### Problem statement
Take from the listing each line that has the string "действующей".

[Begin]

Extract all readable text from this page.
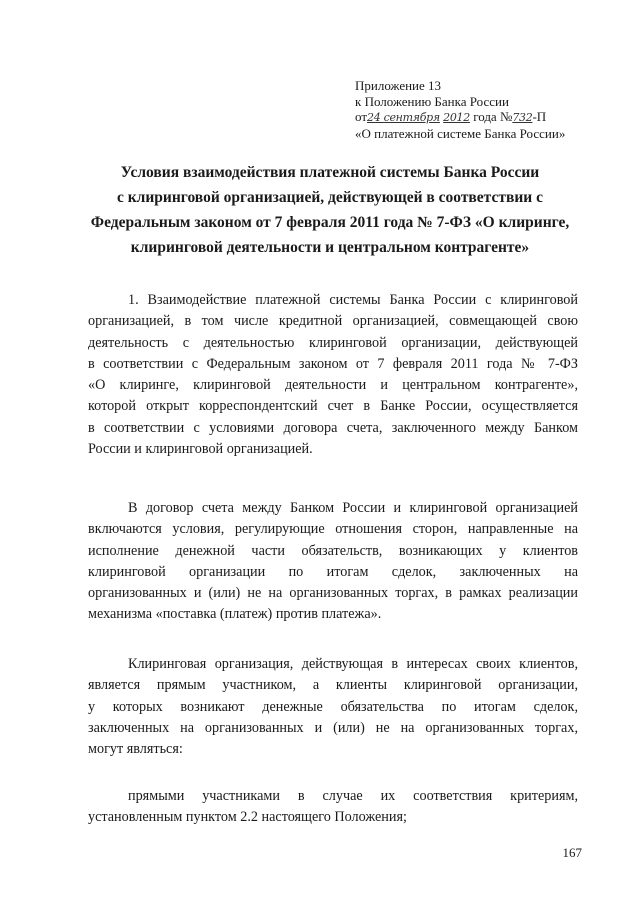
Приложение 13
к Положению Банка России
от24 сентября 2012 года №732-П
«О платежной системе Банка России»
Условия взаимодействия платежной системы Банка России
с клиринговой организацией, действующей в соответствии с
Федеральным законом от 7 февраля 2011 года № 7-ФЗ «О клиринге,
клиринговой деятельности и центральном контрагенте»
1. Взаимодействие платежной системы Банка России с клиринговой
организацией, в том числе кредитной организацией, совмещающей свою
деятельность с деятельностью клиринговой организации, действующей
в соответствии с Федеральным законом от 7 февраля 2011 года № 7-ФЗ
«О клиринге, клиринговой деятельности и центральном контрагенте»,
которой открыт корреспондентский счет в Банке России, осуществляется
в соответствии с условиями договора счета, заключенного между Банком
России и клиринговой организацией.
В договор счета между Банком России и клиринговой организацией
включаются условия, регулирующие отношения сторон, направленные на
исполнение денежной части обязательств, возникающих у клиентов
клиринговой организации по итогам сделок, заключенных на
организованных и (или) не на организованных торгах, в рамках реализации
механизма «поставка (платеж) против платежа».
Клиринговая организация, действующая в интересах своих клиентов,
является прямым участником, а клиенты клиринговой организации,
у которых возникают денежные обязательства по итогам сделок,
заключенных на организованных и (или) не на организованных торгах,
могут являться:
прямыми участниками в случае их соответствия критериям,
установленным пунктом 2.2 настоящего Положения;
167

[End]

### Written solution
с клиринговой организацией, действующей в соответствии с
деятельность с деятельностью клиринговой организации, действующей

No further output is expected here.